### Excerpted records

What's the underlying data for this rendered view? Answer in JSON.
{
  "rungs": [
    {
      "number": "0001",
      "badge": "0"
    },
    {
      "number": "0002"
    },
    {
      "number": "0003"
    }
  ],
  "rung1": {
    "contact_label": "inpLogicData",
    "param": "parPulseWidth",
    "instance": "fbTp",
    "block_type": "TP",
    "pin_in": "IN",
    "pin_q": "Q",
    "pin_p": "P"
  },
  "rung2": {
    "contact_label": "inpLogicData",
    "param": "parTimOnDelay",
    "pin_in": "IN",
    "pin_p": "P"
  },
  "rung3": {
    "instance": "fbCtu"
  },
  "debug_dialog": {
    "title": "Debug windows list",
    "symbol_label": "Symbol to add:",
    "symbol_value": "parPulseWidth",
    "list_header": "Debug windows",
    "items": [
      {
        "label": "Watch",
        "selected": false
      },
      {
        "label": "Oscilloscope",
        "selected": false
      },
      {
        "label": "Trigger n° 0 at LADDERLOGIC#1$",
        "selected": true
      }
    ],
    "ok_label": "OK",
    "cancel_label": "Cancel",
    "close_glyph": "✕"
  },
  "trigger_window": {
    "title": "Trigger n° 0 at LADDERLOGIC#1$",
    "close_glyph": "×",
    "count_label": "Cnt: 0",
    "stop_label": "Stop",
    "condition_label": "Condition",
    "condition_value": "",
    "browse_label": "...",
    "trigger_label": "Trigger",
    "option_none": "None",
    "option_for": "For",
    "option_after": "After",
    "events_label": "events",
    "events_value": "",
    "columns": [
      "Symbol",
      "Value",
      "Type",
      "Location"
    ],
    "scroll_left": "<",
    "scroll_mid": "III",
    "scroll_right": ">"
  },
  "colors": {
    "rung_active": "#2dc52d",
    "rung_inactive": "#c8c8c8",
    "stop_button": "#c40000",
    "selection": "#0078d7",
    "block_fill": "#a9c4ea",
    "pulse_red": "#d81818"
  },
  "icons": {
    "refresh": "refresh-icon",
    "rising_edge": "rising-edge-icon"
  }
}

######

# Task directions:
Please repeat the listing above in full and exactly.

# The solution:
What's the underlying data for this rendered view? Answer in JSON.
{
  "rungs": [
    {
      "number": "0001",
      "badge": "0"
    },
    {
      "number": "0002"
    },
    {
      "number": "0003"
    }
  ],
  "rung1": {
    "contact_label": "inpLogicData",
    "param": "parPulseWidth",
    "instance": "fbTp",
    "block_type": "TP",
    "pin_in": "IN",
    "pin_q": "Q",
    "pin_p": "P"
  },
  "rung2": {
    "contact_label": "inpLogicData",
    "param": "parTimOnDelay",
    "pin_in": "IN",
    "pin_p": "P"
  },
  "rung3": {
    "instance": "fbCtu"
  },
  "debug_dialog": {
    "title": "Debug windows list",
    "symbol_label": "Symbol to add:",
    "symbol_value": "parPulseWidth",
    "list_header": "Debug windows",
    "items": [
      {
        "label": "Watch",
        "selected": false
      },
      {
        "label": "Oscilloscope",
        "selected": false
      },
      {
        "label": "Trigger n° 0 at LADDERLOGIC#1$",
        "selected": true
      }
    ],
    "ok_label": "OK",
    "cancel_label": "Cancel",
    "close_glyph": "✕"
  },
  "trigger_window": {
    "title": "Trigger n° 0 at LADDERLOGIC#1$",
    "close_glyph": "×",
    "count_label": "Cnt: 0",
    "stop_label": "Stop",
    "condition_label": "Condition",
    "condition_value": "",
    "browse_label": "...",
    "trigger_label": "Trigger",
    "option_none": "None",
    "option_for": "For",
    "option_after": "After",
    "events_label": "events",
    "events_value": "",
    "columns": [
      "Symbol",
      "Value",
      "Type",
      "Location"
    ],
    "scroll_left": "<",
    "scroll_mid": "III",
    "scroll_right": ">"
  },
  "colors": {
    "rung_active": "#2dc52d",
    "rung_inactive": "#c8c8c8",
    "stop_button": "#c40000",
    "selection": "#0078d7",
    "block_fill": "#a9c4ea",
    "pulse_red": "#d81818"
  },
  "icons": {
    "refresh": "refresh-icon",
    "rising_edge": "rising-edge-icon"
  }
}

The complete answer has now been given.